Exercise input:
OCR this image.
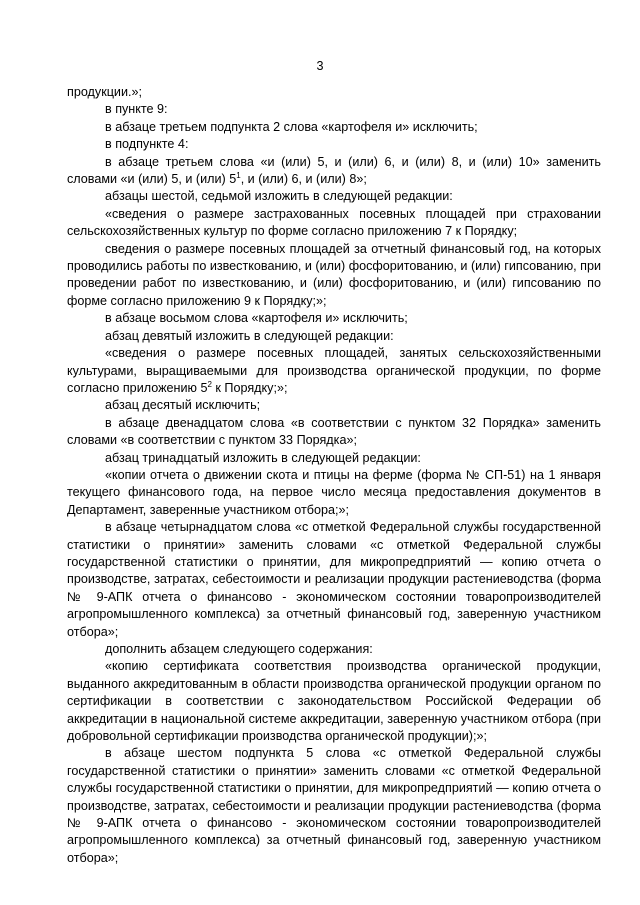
3

продукции.»;

в пункте 9:

в абзаце третьем подпункта 2 слова «картофеля и» исключить;

в подпункте 4:

в абзаце третьем слова «и (или) 5, и (или) 6, и (или) 8, и (или) 10» заменить словами «и (или) 5, и (или) $5^1$, и (или) 6, и (или) 8»;

абзацы шестой, седьмой изложить в следующей редакции:

«сведения о размере застрахованных посевных площадей при страховании сельскохозяйственных культур по форме согласно приложению 7 к Порядку;

сведения о размере посевных площадей за отчетный финансовый год, на которых проводились работы по известкованию, и (или) фосфоритованию, и (или) гипсованию, при проведении работ по известкованию, и (или) фосфоритованию, и (или) гипсованию по форме согласно приложению 9 к Порядку;»;

в абзаце восьмом слова «картофеля и» исключить;

абзац девятый изложить в следующей редакции:

«сведения о размере посевных площадей, занятых сельскохозяйственными культурами, выращиваемыми для производства органической продукции, по форме согласно приложению $5^2$ к Порядку;»;

абзац десятый исключить;

в абзаце двенадцатом слова «в соответствии с пунктом 32 Порядка» заменить словами «в соответствии с пунктом 33 Порядка»;

абзац тринадцатый изложить в следующей редакции:

«копии отчета о движении скота и птицы на ферме (форма № СП-51) на 1 января текущего финансового года, на первое число месяца предоставления документов в Департамент, заверенные участником отбора;»;

в абзаце четырнадцатом слова «с отметкой Федеральной службы государственной статистики о принятии» заменить словами «с отметкой Федеральной службы государственной статистики о принятии, для микропредприятий — копию отчета о производстве, затратах, себестоимости и реализации продукции растениеводства (форма № 9-АПК отчета о финансово - экономическом состоянии товаропроизводителей агропромышленного комплекса) за отчетный финансовый год, заверенную участником отбора»;

дополнить абзацем следующего содержания:

«копию сертификата соответствия производства органической продукции, выданного аккредитованным в области производства органической продукции органом по сертификации в соответствии с законодательством Российской Федерации об аккредитации в национальной системе аккредитации, заверенную участником отбора (при добровольной сертификации производства органической продукции);»;

в абзаце шестом подпункта 5 слова «с отметкой Федеральной службы государственной статистики о принятии» заменить словами «с отметкой Федеральной службы государственной статистики о принятии, для микропредприятий — копию отчета о производстве, затратах, себестоимости и реализации продукции растениеводства (форма № 9-АПК отчета о финансово - экономическом состоянии товаропроизводителей агропромышленного комплекса) за отчетный финансовый год, заверенную участником отбора»;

Instructions for the task:
Search the records for the string "согласно" and return every line in which it occurs.

Reply:
«сведения о размере застрахованных посевных площадей при страховании сельскохозяйственных культур по форме согласно приложению 7 к Порядку;
сведения о размере посевных площадей за отчетный финансовый год, на которых проводились работы по известкованию, и (или) фосфоритованию, и (или) гипсованию, при проведении работ по известкованию, и (или) фосфоритованию, и (или) гипсованию по форме согласно приложению 9 к Порядку;»;
«сведения о размере посевных площадей, занятых сельскохозяйственными культурами, выращиваемыми для производства органической продукции, по форме согласно приложению $5^2$ к Порядку;»;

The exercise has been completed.